● **Problem to work on**
Take from the listing each line that has the string "CTRL".

● **Data to use**
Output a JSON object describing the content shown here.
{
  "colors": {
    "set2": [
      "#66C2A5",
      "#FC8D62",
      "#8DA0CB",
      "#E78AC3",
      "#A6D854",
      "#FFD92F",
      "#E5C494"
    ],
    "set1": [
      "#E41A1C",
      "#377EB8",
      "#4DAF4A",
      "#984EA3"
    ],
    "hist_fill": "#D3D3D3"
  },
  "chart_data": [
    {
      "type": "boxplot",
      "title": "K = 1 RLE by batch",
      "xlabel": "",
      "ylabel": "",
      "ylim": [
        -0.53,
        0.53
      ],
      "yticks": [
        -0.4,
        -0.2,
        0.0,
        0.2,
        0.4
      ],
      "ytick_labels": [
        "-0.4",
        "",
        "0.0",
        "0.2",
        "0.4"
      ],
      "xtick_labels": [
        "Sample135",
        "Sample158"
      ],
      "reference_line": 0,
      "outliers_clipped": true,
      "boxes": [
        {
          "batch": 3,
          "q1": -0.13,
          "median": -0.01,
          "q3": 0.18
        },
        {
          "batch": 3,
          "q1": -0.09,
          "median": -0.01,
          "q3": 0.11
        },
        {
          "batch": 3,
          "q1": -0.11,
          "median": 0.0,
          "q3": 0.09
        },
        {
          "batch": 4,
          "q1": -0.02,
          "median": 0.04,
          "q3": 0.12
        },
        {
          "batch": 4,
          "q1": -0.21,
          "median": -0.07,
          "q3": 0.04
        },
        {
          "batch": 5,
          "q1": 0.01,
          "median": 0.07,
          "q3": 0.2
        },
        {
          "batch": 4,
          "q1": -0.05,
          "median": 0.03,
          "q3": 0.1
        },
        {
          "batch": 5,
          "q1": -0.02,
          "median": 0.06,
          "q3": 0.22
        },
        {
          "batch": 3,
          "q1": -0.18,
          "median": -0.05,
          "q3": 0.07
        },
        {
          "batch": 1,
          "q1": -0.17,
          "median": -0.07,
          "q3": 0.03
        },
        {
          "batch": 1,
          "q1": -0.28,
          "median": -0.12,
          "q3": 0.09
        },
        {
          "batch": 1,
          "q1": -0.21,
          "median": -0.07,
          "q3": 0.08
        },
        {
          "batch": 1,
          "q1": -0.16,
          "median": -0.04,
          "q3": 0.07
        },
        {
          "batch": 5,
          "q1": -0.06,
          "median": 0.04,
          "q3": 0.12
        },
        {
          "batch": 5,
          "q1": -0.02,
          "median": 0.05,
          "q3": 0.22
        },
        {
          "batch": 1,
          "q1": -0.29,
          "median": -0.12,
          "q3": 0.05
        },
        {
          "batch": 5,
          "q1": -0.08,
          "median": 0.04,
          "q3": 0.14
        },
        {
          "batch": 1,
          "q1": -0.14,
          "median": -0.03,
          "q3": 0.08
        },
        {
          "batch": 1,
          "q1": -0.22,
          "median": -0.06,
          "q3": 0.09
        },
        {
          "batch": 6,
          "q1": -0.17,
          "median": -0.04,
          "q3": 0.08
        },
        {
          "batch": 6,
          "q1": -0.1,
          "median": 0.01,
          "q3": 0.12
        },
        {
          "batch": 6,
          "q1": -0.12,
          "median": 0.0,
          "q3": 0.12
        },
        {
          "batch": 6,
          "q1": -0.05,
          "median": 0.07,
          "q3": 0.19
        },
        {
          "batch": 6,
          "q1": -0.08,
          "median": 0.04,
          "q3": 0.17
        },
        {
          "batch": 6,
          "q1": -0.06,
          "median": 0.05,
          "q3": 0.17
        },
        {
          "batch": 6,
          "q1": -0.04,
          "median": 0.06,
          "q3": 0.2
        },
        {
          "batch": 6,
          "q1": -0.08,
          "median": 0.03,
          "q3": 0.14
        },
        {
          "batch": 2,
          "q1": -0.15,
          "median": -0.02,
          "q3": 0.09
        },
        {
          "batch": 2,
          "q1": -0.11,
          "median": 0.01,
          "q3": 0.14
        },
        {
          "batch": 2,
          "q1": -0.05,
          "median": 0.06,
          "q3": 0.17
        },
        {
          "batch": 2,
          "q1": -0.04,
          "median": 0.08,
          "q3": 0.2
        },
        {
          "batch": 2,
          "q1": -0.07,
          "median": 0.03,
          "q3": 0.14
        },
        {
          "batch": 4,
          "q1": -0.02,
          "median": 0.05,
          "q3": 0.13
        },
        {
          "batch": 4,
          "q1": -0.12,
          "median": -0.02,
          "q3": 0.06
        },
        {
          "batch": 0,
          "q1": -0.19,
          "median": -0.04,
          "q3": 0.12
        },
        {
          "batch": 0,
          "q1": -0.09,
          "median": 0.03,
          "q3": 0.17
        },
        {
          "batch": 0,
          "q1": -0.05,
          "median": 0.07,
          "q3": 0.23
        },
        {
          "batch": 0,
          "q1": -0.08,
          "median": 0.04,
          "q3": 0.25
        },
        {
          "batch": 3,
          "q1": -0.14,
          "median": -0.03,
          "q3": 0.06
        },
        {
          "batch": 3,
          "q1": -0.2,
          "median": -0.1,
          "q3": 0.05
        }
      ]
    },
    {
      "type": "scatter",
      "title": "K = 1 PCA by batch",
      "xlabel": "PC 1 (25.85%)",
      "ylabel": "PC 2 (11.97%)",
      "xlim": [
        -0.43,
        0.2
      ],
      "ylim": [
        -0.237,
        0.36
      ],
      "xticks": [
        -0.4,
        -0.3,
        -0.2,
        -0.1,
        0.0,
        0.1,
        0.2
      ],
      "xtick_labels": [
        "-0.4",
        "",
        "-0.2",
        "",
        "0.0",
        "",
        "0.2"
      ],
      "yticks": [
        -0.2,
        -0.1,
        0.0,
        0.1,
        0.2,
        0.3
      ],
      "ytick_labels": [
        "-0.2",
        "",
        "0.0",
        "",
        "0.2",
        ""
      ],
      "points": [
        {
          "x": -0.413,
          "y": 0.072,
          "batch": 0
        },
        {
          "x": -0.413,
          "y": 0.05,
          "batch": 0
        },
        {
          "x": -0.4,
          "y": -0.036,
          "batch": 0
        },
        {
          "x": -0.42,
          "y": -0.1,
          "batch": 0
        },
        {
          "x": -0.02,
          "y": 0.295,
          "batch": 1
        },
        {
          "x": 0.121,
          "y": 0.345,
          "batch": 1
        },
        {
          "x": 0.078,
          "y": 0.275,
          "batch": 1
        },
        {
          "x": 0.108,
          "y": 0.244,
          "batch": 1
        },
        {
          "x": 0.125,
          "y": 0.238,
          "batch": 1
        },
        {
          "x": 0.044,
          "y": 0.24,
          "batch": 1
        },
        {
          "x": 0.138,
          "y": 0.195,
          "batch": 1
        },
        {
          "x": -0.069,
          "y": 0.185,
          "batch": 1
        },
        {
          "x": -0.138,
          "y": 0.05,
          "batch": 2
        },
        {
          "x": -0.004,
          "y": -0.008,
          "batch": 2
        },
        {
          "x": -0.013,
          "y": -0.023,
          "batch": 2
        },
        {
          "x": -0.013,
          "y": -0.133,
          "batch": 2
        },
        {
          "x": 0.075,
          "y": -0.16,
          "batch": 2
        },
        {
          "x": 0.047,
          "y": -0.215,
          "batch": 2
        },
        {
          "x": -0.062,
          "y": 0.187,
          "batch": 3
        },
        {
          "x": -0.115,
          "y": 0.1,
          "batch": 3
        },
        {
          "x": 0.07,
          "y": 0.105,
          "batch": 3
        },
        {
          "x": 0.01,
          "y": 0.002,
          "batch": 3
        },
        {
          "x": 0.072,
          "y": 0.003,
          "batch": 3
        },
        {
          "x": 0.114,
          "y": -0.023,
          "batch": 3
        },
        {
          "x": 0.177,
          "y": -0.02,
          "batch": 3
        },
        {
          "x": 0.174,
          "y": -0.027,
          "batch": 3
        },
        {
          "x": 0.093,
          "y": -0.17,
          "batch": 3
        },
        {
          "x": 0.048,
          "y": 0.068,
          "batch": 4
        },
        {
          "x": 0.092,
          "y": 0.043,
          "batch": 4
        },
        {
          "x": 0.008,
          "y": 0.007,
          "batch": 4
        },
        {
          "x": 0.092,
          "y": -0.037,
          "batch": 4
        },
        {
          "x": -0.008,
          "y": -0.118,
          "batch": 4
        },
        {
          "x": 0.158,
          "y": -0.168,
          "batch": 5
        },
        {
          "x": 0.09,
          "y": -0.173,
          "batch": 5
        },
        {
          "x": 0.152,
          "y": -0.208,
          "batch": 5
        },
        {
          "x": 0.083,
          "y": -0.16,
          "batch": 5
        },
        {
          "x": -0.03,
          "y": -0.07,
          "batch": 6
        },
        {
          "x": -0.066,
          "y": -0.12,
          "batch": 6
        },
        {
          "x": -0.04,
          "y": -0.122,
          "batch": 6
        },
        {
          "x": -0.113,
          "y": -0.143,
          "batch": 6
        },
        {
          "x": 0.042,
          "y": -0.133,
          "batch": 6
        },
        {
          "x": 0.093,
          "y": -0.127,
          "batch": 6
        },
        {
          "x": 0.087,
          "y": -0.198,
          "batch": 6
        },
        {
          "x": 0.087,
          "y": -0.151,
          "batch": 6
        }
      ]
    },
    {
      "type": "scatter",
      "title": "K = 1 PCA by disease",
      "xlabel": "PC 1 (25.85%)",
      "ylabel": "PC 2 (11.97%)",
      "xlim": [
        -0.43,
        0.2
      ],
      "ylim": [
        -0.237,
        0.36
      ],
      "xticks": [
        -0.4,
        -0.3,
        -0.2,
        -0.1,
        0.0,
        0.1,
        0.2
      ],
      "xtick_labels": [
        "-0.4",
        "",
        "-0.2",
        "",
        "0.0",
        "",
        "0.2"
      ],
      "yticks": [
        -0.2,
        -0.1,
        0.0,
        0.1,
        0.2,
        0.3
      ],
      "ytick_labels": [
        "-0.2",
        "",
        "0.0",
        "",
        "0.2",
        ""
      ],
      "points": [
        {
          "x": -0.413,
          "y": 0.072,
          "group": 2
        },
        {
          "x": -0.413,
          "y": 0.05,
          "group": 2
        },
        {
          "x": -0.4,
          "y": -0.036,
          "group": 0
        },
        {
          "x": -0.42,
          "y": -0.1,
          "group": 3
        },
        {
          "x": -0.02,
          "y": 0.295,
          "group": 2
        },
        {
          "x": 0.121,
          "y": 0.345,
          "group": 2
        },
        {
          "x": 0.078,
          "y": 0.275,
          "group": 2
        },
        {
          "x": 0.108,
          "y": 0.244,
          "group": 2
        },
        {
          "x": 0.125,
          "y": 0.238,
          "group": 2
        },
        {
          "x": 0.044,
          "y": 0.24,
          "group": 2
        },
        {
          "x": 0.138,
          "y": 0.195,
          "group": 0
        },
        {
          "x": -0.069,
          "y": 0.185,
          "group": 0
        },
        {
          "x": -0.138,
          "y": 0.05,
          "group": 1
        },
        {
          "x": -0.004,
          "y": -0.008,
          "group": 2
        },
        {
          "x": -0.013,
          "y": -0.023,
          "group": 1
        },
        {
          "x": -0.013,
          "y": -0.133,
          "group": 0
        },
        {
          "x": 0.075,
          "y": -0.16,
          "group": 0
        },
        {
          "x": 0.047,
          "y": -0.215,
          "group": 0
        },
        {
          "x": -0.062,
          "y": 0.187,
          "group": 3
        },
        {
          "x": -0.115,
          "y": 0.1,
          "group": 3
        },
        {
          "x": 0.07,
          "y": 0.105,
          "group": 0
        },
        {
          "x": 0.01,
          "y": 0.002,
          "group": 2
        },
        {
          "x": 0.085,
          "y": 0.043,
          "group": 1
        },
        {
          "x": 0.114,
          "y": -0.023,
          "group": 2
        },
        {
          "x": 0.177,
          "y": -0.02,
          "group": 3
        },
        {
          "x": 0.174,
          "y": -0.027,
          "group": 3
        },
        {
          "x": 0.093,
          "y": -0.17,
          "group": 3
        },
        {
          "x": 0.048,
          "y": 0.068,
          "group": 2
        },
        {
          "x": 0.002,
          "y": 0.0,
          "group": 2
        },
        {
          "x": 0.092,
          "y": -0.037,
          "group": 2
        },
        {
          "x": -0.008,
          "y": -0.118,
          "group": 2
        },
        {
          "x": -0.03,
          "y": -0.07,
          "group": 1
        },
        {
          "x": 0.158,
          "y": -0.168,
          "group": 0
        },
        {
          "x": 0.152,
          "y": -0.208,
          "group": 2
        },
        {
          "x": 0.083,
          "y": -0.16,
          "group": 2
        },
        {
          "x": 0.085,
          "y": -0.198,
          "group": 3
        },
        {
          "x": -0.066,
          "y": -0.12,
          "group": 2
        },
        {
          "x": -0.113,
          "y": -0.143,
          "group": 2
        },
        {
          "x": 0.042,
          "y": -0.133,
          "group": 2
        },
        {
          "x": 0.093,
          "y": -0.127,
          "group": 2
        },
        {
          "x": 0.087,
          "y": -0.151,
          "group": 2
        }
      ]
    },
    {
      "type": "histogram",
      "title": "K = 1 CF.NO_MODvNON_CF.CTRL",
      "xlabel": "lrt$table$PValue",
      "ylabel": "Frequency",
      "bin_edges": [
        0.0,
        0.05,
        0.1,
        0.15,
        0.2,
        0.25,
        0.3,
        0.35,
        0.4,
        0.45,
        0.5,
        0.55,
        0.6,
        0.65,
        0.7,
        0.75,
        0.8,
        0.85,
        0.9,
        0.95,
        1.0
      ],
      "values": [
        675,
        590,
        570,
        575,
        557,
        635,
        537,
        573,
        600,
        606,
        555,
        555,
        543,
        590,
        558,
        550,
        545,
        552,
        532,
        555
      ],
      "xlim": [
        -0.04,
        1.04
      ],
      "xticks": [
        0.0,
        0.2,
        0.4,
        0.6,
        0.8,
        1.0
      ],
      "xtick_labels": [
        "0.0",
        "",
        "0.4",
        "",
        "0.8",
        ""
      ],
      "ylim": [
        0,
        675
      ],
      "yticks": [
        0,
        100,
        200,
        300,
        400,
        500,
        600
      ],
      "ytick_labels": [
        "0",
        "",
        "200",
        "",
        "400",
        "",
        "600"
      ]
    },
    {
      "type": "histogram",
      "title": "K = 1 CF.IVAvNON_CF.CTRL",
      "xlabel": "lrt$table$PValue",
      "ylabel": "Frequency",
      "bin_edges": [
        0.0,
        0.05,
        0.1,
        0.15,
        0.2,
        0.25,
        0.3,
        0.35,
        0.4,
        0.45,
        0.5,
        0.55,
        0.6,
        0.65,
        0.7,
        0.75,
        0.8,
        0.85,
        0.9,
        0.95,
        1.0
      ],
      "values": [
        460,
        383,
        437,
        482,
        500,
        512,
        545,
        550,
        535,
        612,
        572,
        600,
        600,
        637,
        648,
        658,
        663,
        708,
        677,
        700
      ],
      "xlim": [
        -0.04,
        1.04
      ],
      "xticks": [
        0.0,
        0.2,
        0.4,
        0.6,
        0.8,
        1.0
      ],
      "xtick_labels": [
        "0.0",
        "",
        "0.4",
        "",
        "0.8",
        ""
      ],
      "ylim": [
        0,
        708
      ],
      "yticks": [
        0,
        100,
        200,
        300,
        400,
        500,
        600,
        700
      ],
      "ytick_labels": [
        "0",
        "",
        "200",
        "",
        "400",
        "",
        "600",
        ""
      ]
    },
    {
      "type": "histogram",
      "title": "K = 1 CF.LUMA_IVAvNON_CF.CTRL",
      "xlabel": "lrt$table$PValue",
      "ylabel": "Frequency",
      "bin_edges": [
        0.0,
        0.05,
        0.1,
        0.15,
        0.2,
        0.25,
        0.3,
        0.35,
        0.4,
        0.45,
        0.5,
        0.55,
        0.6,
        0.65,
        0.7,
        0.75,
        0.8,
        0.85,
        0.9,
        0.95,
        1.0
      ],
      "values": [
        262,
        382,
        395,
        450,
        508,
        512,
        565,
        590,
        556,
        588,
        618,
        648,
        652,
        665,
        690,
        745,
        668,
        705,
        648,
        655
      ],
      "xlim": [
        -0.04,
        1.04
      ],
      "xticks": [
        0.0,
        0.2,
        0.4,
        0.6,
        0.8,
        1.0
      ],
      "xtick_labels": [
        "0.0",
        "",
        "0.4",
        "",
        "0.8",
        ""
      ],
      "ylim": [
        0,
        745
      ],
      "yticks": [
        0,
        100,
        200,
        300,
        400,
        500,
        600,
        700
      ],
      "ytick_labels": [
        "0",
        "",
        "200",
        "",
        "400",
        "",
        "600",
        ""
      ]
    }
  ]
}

● **Right answer**
      "title": "K = 1 CF.NO_MODvNON_CF.CTRL",
      "title": "K = 1 CF.IVAvNON_CF.CTRL",
      "title": "K = 1 CF.LUMA_IVAvNON_CF.CTRL",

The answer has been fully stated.